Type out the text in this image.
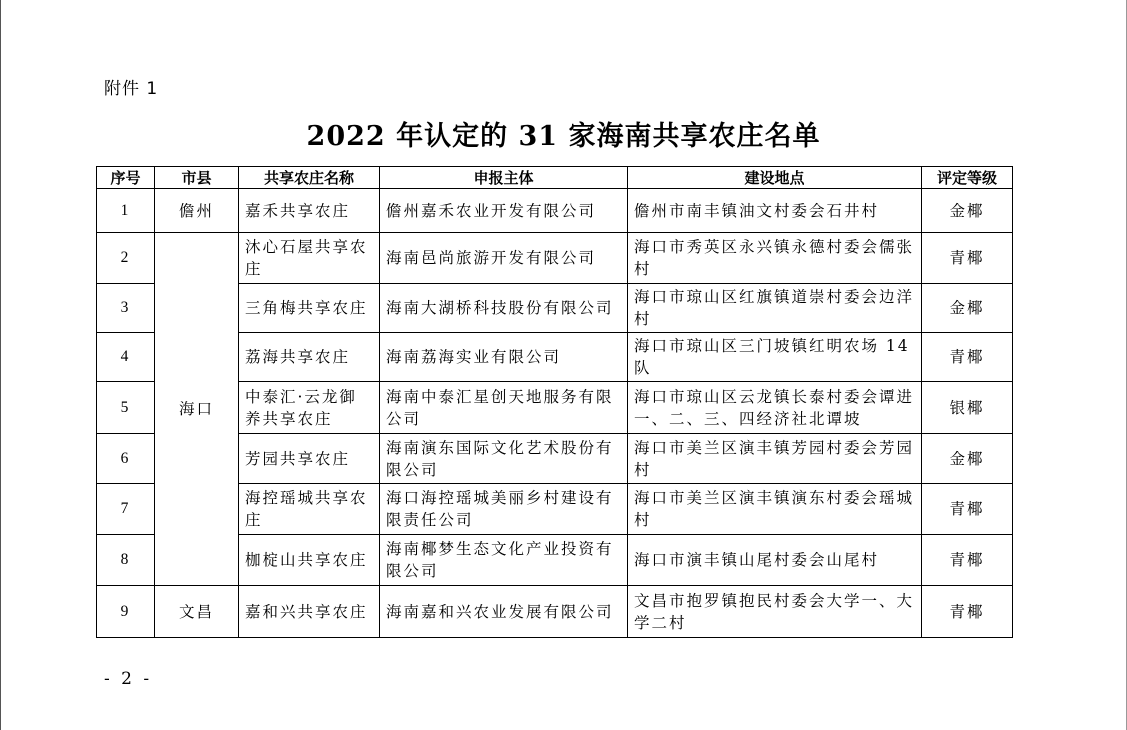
附件 1
2022 年认定的 31 家海南共享农庄名单
序号	市县	共享农庄名称	申报主体	建设地点	评定等级
1	儋州	嘉禾共享农庄	儋州嘉禾农业开发有限公司	儋州市南丰镇油文村委会石井村	金椰
2	海口	沐心石屋共享农庄	海南邑尚旅游开发有限公司	海口市秀英区永兴镇永德村委会儒张村	青椰
3		三角梅共享农庄	海南大湖桥科技股份有限公司	海口市琼山区红旗镇道崇村委会边洋村	金椰
4		荔海共享农庄	海南荔海实业有限公司	海口市琼山区三门坡镇红明农场 14 队	青椰
5		中泰汇·云龙御养共享农庄	海南中泰汇星创天地服务有限公司	海口市琼山区云龙镇长泰村委会谭进一、二、三、四经济社北谭坡	银椰
6		芳园共享农庄	海南演东国际文化艺术股份有限公司	海口市美兰区演丰镇芳园村委会芳园村	金椰
7		海控瑶城共享农庄	海口海控瑶城美丽乡村建设有限责任公司	海口市美兰区演丰镇演东村委会瑶城村	青椰
8		枷椗山共享农庄	海南椰梦生态文化产业投资有限公司	海口市演丰镇山尾村委会山尾村	青椰
9	文昌	嘉和兴共享农庄	海南嘉和兴农业发展有限公司	文昌市抱罗镇抱民村委会大学一、大学二村	青椰
- 2 -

::::::

▸ The task
Repeat the records in full, exactly as they appear, without the pictures.

▸ Response to this exercise
Type out the text in this image.
附件 1
2022 年认定的 31 家海南共享农庄名单
序号	市县	共享农庄名称	申报主体	建设地点	评定等级
1	儋州	嘉禾共享农庄	儋州嘉禾农业开发有限公司	儋州市南丰镇油文村委会石井村	金椰
2	海口	沐心石屋共享农庄	海南邑尚旅游开发有限公司	海口市秀英区永兴镇永德村委会儒张村	青椰
3		三角梅共享农庄	海南大湖桥科技股份有限公司	海口市琼山区红旗镇道崇村委会边洋村	金椰
4		荔海共享农庄	海南荔海实业有限公司	海口市琼山区三门坡镇红明农场 14 队	青椰
5		中泰汇·云龙御养共享农庄	海南中泰汇星创天地服务有限公司	海口市琼山区云龙镇长泰村委会谭进一、二、三、四经济社北谭坡	银椰
6		芳园共享农庄	海南演东国际文化艺术股份有限公司	海口市美兰区演丰镇芳园村委会芳园村	金椰
7		海控瑶城共享农庄	海口海控瑶城美丽乡村建设有限责任公司	海口市美兰区演丰镇演东村委会瑶城村	青椰
8		枷椗山共享农庄	海南椰梦生态文化产业投资有限公司	海口市演丰镇山尾村委会山尾村	青椰
9	文昌	嘉和兴共享农庄	海南嘉和兴农业发展有限公司	文昌市抱罗镇抱民村委会大学一、大学二村	青椰
- 2 -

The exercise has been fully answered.